> [WORK REQUIRED] Carry on the dated sermon excerpts below, starting immediately after their final sentence.

> [EXTRACT PROVIDED]
+--

Sunday, 10 December 2006
       John the Baptist was probably not the person most people would choose as their pastor, and he certainly would not stand a chance of getting elected a bishop. John was a poor politician, but a thorough bulldozer of human pride, who caused people to search their souls and turn over their life. He made people uncomfortable. Yet it was John, more than anyone else, who served as Jesus’ mentor and model of a preacher. It was no surprise when Jesus began preaching that Herod and others in high places thought Jesus was John the Baptist who had come back to life.

Sunday, 3 December 2006
      The Gospel lesson today, like the Gospels from the past two previous Sundays, is cast in a type of writing that was very common in the ancient world during periods of great upheaval and change. Most commentators believe this and similar passages in the other Gospels are in reaction to the destruction of the Temple and virtually all of Jerusalem by the Roman army in the year 70.

Sunday, 26 November 2006
       For his entire ministry, Jesus had announced the coming of God’s new age. By work and deed Jesus made it clear that this new era was not going to perpetuate the boundaries meant to keep people at bay. God wasn’t going to construct or reserve enclosed courtyards where only one type of person could worship, but not others.

Sunday, 19 November 2006
      One of the ways we are better to understand the writings of the Bible is to ask, “for what community was this particular book or certain passage written? Why was this book written for them, what questions did it seek to answer and what fears did it set out to alleviate?”  Once we are able to formulate some reasonable answers to such questions, often the writings seem more accessible and we are not as apt to read into passages assumptions that were never there.

Sunday, 12 November 2006
       The story of the two brothers; the story of Bartemeus, the blind beggar who regained his sight and followed Jesus as a disciple and presumably became a known member of the early church; the poor widow who gave all she possibly could, all reflect a true commitment from the heart. Again, Jesus never tells us how much, Jesus teaches us about heart.

Sunday 5 November 2006
       The Gospel is always telling us that no matter who our parents were, no matter our education, no matter what our childhood was like, no matter our age, no matter the state of our health, God can change us. God’s grace has the power to unloose us from all the insidious stuff of the world that holds us down. God unbinds us from the pernicious stranglehold of this world, and frees us to live as part of the body of the living Lord.

Sunday, 29 October 2006
      Today the Gospel is asking each of us, what do we really want from Jesus? Do we see Jesus as our personal errand boy or as our Savior? Are we self-absorbed with our own needs or does our insight into Jesus lead us to seek God’s expansive reality? No parish will ever grow if the only question that is asked by its people is primarily framed in terms of “is the church meeting our needs”. Parishes that concentrate on such questions need to get a life, a totally new life!

+--

> [SUPPLIED MATERIAL]
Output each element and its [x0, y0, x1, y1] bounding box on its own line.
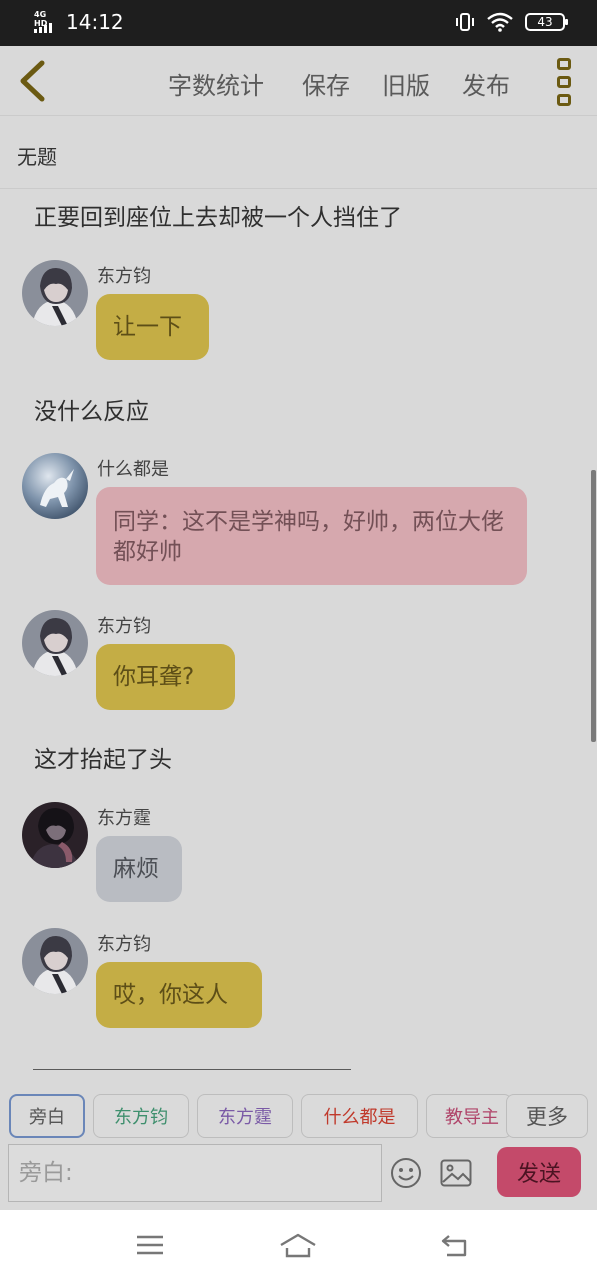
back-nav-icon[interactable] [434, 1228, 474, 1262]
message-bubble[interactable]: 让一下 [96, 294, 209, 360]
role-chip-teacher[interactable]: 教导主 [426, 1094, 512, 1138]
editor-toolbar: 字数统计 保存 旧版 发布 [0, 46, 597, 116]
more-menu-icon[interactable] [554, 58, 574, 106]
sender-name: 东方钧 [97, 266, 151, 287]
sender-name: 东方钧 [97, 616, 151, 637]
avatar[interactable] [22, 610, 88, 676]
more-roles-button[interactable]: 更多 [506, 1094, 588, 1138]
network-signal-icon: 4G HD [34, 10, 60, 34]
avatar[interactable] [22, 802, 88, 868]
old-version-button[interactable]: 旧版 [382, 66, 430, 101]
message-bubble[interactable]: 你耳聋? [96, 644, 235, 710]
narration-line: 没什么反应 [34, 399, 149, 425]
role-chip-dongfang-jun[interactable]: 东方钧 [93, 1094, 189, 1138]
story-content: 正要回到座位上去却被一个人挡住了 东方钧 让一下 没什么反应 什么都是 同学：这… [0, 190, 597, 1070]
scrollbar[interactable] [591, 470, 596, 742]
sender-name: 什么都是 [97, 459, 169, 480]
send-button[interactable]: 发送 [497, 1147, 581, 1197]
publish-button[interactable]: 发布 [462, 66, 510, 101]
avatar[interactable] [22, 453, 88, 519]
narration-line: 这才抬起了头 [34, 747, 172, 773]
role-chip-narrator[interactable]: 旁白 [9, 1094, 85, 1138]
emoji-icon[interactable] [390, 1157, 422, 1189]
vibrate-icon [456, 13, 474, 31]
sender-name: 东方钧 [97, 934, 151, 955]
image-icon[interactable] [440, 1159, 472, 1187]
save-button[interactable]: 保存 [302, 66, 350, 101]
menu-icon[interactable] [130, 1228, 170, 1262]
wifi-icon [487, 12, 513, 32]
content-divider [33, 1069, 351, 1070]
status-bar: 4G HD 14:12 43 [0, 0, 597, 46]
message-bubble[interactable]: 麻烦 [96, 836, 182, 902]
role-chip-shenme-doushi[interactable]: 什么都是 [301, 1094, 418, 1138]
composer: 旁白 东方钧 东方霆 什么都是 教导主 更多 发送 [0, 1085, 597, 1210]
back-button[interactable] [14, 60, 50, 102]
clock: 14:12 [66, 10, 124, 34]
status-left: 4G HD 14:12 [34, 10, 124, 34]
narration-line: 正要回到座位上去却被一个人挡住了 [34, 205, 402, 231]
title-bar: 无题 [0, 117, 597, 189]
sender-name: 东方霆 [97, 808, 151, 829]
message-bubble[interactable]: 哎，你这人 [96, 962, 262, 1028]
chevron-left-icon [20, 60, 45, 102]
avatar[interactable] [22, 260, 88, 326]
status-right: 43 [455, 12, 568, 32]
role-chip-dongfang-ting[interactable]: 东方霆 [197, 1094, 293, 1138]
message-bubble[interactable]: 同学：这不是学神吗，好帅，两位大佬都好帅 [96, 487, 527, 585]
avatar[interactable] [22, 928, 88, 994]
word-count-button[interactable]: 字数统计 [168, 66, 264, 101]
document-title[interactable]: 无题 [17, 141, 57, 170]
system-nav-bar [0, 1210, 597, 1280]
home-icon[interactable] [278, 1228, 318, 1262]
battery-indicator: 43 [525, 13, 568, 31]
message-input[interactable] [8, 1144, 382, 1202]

+--

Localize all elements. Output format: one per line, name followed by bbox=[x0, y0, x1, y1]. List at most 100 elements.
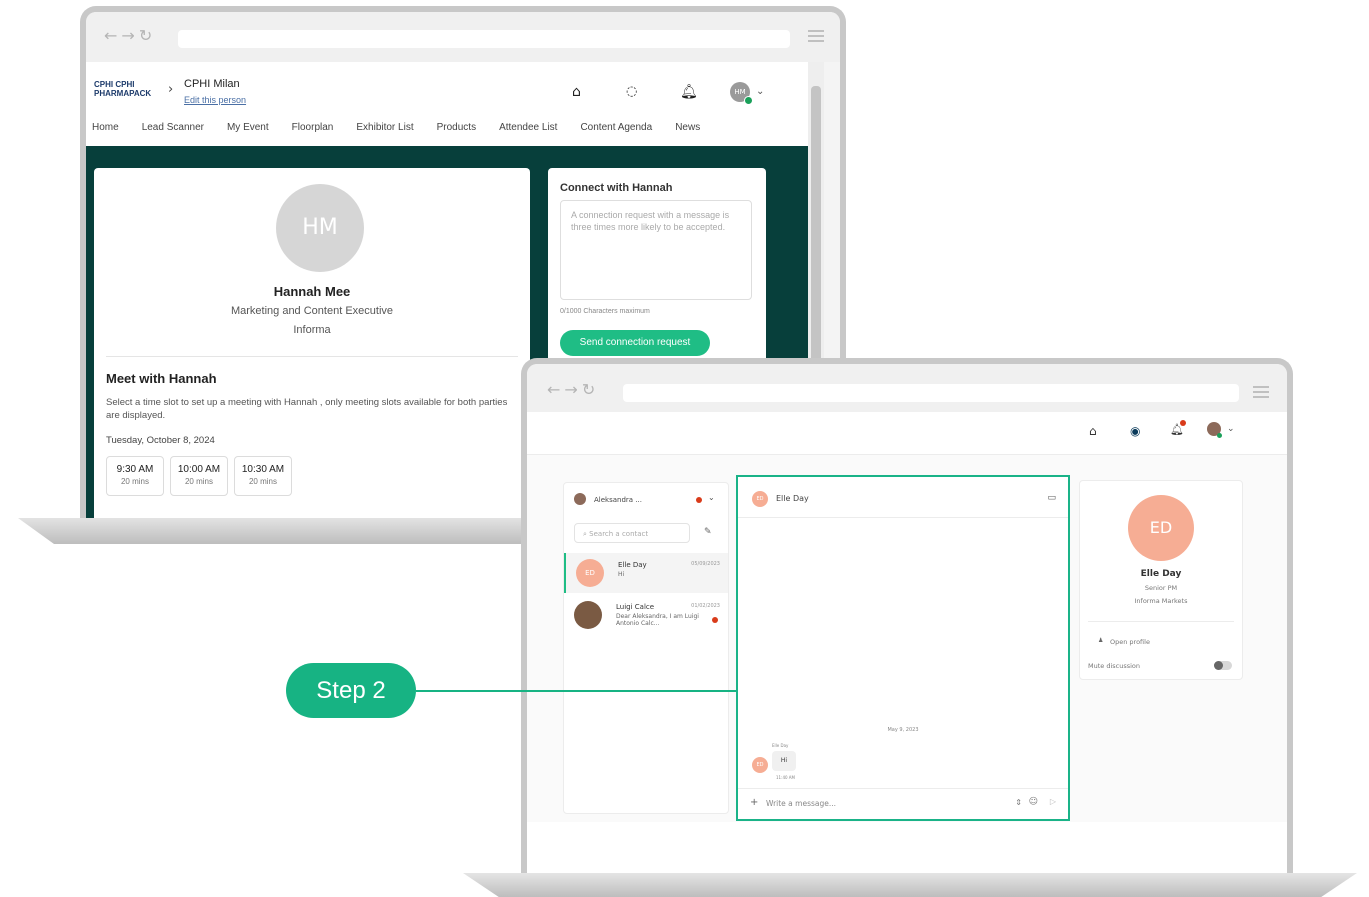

+--

> [RESULT OF THIS EXERCISE]
Sunday, 15 October
       It is important for us to understand that Jesus was not simply giving the man a difficult task and saying, in effect, “Once you are successful in this test, you will prove yourself worthy and be let in.” Jesus’ intent was not to make the man the super do-gooder of Judea, so that he would become an example to all the fat cats of the land. Jesus knew how easy it was to delude oneself into thinking one has the means to purchase and even manipulate God’s grace.

Sunday, 8 October
       The passage from the Gospel, like the message of Job is deceptively complex, and contrary to a cursory reading, offers no easy answers or judgmental conclusions. The question that was asked of Jesus was really a trap, much like the question of “Is it lawful to pay taxes to Caesar”. If Jesus answered one way it would seem as if he was going against the whole of Jewish tradition, and if he answered the other way the state authorities might have arrested and beheaded him as they recently had done to John the Baptist who had openly condemned the marriage of Herod to his brother’s wife.

Sunday, 1 October
 
      In today’s Gospel the disciples want to restrain someone who apparently is able to successfully exorcise evil spirits, but is not one of their own group. The issue isn’t whether or not the outsider was doing good works in the name of Jesus; the issue was that the outsider was not considered a member of the chosen circle. The disciples wanted to stop the outsider only because he was uncertified and beyond their control and therefore considered insignificant. As Lauren Gough pointed out in her excellent sermon last week, the Gospel warns us against spiritual arrogance, an overemphasis on a narrow definition of authority by contrasting the pettiness of the disciples as opposed to the openness of Jesus.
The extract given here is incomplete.